Given problem
Exact reproduction is required for all entries.

Extracted records
______

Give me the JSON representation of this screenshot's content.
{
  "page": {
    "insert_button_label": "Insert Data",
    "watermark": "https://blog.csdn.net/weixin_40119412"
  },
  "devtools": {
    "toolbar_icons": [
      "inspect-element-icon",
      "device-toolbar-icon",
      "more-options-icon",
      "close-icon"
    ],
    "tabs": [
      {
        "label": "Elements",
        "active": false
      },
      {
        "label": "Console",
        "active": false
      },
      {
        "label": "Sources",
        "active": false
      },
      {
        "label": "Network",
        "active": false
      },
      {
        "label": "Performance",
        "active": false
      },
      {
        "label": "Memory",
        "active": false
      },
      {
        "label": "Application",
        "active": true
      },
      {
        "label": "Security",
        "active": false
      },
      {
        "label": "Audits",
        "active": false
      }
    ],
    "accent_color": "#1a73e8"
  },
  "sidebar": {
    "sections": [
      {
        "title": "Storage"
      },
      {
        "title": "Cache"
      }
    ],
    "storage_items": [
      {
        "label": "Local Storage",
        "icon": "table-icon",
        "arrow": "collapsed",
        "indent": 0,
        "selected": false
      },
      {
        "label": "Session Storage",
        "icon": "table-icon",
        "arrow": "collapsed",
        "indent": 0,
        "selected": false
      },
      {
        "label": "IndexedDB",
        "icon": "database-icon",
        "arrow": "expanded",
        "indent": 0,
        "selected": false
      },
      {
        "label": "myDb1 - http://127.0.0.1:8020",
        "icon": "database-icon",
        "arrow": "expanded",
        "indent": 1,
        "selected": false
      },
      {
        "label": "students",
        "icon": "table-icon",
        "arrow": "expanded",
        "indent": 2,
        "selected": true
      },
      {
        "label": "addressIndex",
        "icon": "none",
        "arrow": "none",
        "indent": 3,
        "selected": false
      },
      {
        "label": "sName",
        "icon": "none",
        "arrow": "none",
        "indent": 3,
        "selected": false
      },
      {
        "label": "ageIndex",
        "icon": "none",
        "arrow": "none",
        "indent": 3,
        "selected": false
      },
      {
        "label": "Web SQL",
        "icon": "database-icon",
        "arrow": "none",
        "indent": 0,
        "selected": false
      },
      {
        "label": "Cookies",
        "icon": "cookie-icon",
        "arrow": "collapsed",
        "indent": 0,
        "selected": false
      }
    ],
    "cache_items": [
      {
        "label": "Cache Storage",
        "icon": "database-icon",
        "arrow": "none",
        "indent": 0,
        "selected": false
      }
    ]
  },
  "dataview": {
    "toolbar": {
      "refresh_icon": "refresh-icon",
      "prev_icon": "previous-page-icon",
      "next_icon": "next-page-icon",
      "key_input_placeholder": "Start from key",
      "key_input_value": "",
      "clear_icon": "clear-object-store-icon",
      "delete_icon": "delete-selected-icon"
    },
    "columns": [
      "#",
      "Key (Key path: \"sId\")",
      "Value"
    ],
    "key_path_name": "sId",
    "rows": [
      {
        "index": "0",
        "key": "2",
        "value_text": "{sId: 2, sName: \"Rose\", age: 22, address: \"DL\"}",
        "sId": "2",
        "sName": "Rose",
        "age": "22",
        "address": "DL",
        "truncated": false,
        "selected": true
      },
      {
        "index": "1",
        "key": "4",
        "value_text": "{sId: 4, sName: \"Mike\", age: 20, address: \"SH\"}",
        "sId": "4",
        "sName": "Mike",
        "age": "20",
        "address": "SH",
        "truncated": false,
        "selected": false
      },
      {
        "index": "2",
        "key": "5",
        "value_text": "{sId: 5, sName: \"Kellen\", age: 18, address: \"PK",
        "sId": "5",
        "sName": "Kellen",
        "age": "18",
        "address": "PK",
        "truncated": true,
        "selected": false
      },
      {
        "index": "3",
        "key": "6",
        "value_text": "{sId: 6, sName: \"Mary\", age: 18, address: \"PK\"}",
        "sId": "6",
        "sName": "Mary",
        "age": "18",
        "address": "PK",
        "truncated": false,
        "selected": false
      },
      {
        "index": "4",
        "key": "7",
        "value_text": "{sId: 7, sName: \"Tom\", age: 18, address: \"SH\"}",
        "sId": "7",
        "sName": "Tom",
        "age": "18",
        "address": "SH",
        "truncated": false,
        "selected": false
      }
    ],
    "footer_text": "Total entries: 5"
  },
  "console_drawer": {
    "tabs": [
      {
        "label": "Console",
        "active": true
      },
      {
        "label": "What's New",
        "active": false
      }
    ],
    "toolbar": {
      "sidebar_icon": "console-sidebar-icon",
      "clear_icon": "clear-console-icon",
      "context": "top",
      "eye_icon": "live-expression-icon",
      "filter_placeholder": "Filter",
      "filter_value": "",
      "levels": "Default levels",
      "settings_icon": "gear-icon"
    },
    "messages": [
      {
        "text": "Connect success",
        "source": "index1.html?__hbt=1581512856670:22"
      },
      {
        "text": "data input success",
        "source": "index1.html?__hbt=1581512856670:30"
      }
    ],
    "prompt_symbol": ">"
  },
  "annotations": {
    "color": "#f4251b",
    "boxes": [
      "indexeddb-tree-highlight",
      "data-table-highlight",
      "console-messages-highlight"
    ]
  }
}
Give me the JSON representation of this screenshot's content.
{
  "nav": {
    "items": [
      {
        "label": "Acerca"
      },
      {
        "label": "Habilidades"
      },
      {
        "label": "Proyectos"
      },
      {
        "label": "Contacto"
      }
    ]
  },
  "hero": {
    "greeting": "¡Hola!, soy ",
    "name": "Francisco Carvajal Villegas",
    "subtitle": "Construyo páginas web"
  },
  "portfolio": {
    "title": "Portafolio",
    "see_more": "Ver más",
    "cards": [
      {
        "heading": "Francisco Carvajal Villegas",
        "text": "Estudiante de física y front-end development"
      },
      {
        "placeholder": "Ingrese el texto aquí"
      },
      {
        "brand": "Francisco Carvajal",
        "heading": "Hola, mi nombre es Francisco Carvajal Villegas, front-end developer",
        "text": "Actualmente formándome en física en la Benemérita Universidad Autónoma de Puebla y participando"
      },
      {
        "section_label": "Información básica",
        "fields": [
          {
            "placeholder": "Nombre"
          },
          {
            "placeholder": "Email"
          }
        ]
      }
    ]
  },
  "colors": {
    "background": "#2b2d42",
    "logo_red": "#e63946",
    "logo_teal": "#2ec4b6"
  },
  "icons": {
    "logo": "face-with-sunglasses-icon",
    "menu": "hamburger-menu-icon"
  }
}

______

Finished task
Give me the JSON representation of this screenshot's content.
{
  "page": {
    "insert_button_label": "Insert Data",
    "watermark": "https://blog.csdn.net/weixin_40119412"
  },
  "devtools": {
    "toolbar_icons": [
      "inspect-element-icon",
      "device-toolbar-icon",
      "more-options-icon",
      "close-icon"
    ],
    "tabs": [
      {
        "label": "Elements",
        "active": false
      },
      {
        "label": "Console",
        "active": false
      },
      {
        "label": "Sources",
        "active": false
      },
      {
        "label": "Network",
        "active": false
      },
      {
        "label": "Performance",
        "active": false
      },
      {
        "label": "Memory",
        "active": false
      },
      {
        "label": "Application",
        "active": true
      },
      {
        "label": "Security",
        "active": false
      },
      {
        "label": "Audits",
        "active": false
      }
    ],
    "accent_color": "#1a73e8"
  },
  "sidebar": {
    "sections": [
      {
        "title": "Storage"
      },
      {
        "title": "Cache"
      }
    ],
    "storage_items": [
      {
        "label": "Local Storage",
        "icon": "table-icon",
        "arrow": "collapsed",
        "indent": 0,
        "selected": false
      },
      {
        "label": "Session Storage",
        "icon": "table-icon",
        "arrow": "collapsed",
        "indent": 0,
        "selected": false
      },
      {
        "label": "IndexedDB",
        "icon": "database-icon",
        "arrow": "expanded",
        "indent": 0,
        "selected": false
      },
      {
        "label": "myDb1 - http://127.0.0.1:8020",
        "icon": "database-icon",
        "arrow": "expanded",
        "indent": 1,
        "selected": false
      },
      {
        "label": "students",
        "icon": "table-icon",
        "arrow": "expanded",
        "indent": 2,
        "selected": true
      },
      {
        "label": "addressIndex",
        "icon": "none",
        "arrow": "none",
        "indent": 3,
        "selected": false
      },
      {
        "label": "sName",
        "icon": "none",
        "arrow": "none",
        "indent": 3,
        "selected": false
      },
      {
        "label": "ageIndex",
        "icon": "none",
        "arrow": "none",
        "indent": 3,
        "selected": false
      },
      {
        "label": "Web SQL",
        "icon": "database-icon",
        "arrow": "none",
        "indent": 0,
        "selected": false
      },
      {
        "label": "Cookies",
        "icon": "cookie-icon",
        "arrow": "collapsed",
        "indent": 0,
        "selected": false
      }
    ],
    "cache_items": [
      {
        "label": "Cache Storage",
        "icon": "database-icon",
        "arrow": "none",
        "indent": 0,
        "selected": false
      }
    ]
  },
  "dataview": {
    "toolbar": {
      "refresh_icon": "refresh-icon",
      "prev_icon": "previous-page-icon",
      "next_icon": "next-page-icon",
      "key_input_placeholder": "Start from key",
      "key_input_value": "",
      "clear_icon": "clear-object-store-icon",
      "delete_icon": "delete-selected-icon"
    },
    "columns": [
      "#",
      "Key (Key path: \"sId\")",
      "Value"
    ],
    "key_path_name": "sId",
    "rows": [
      {
        "index": "0",
        "key": "2",
        "value_text": "{sId: 2, sName: \"Rose\", age: 22, address: \"DL\"}",
        "sId": "2",
        "sName": "Rose",
        "age": "22",
        "address": "DL",
        "truncated": false,
        "selected": true
      },
      {
        "index": "1",
        "key": "4",
        "value_text": "{sId: 4, sName: \"Mike\", age: 20, address: \"SH\"}",
        "sId": "4",
        "sName": "Mike",
        "age": "20",
        "address": "SH",
        "truncated": false,
        "selected": false
      },
      {
        "index": "2",
        "key": "5",
        "value_text": "{sId: 5, sName: \"Kellen\", age: 18, address: \"PK",
        "sId": "5",
        "sName": "Kellen",
        "age": "18",
        "address": "PK",
        "truncated": true,
        "selected": false
      },
      {
        "index": "3",
        "key": "6",
        "value_text": "{sId: 6, sName: \"Mary\", age: 18, address: \"PK\"}",
        "sId": "6",
        "sName": "Mary",
        "age": "18",
        "address": "PK",
        "truncated": false,
        "selected": false
      },
      {
        "index": "4",
        "key": "7",
        "value_text": "{sId: 7, sName: \"Tom\", age: 18, address: \"SH\"}",
        "sId": "7",
        "sName": "Tom",
        "age": "18",
        "address": "SH",
        "truncated": false,
        "selected": false
      }
    ],
    "footer_text": "Total entries: 5"
  },
  "console_drawer": {
    "tabs": [
      {
        "label": "Console",
        "active": true
      },
      {
        "label": "What's New",
        "active": false
      }
    ],
    "toolbar": {
      "sidebar_icon": "console-sidebar-icon",
      "clear_icon": "clear-console-icon",
      "context": "top",
      "eye_icon": "live-expression-icon",
      "filter_placeholder": "Filter",
      "filter_value": "",
      "levels": "Default levels",
      "settings_icon": "gear-icon"
    },
    "messages": [
      {
        "text": "Connect success",
        "source": "index1.html?__hbt=1581512856670:22"
      },
      {
        "text": "data input success",
        "source": "index1.html?__hbt=1581512856670:30"
      }
    ],
    "prompt_symbol": ">"
  },
  "annotations": {
    "color": "#f4251b",
    "boxes": [
      "indexeddb-tree-highlight",
      "data-table-highlight",
      "console-messages-highlight"
    ]
  }
}
Give me the JSON representation of this screenshot's content.
{
  "nav": {
    "items": [
      {
        "label": "Acerca"
      },
      {
        "label": "Habilidades"
      },
      {
        "label": "Proyectos"
      },
      {
        "label": "Contacto"
      }
    ]
  },
  "hero": {
    "greeting": "¡Hola!, soy ",
    "name": "Francisco Carvajal Villegas",
    "subtitle": "Construyo páginas web"
  },
  "portfolio": {
    "title": "Portafolio",
    "see_more": "Ver más",
    "cards": [
      {
        "heading": "Francisco Carvajal Villegas",
        "text": "Estudiante de física y front-end development"
      },
      {
        "placeholder": "Ingrese el texto aquí"
      },
      {
        "brand": "Francisco Carvajal",
        "heading": "Hola, mi nombre es Francisco Carvajal Villegas, front-end developer",
        "text": "Actualmente formándome en física en la Benemérita Universidad Autónoma de Puebla y participando"
      },
      {
        "section_label": "Información básica",
        "fields": [
          {
            "placeholder": "Nombre"
          },
          {
            "placeholder": "Email"
          }
        ]
      }
    ]
  },
  "colors": {
    "background": "#2b2d42",
    "logo_red": "#e63946",
    "logo_teal": "#2ec4b6"
  },
  "icons": {
    "logo": "face-with-sunglasses-icon",
    "menu": "hamburger-menu-icon"
  }
}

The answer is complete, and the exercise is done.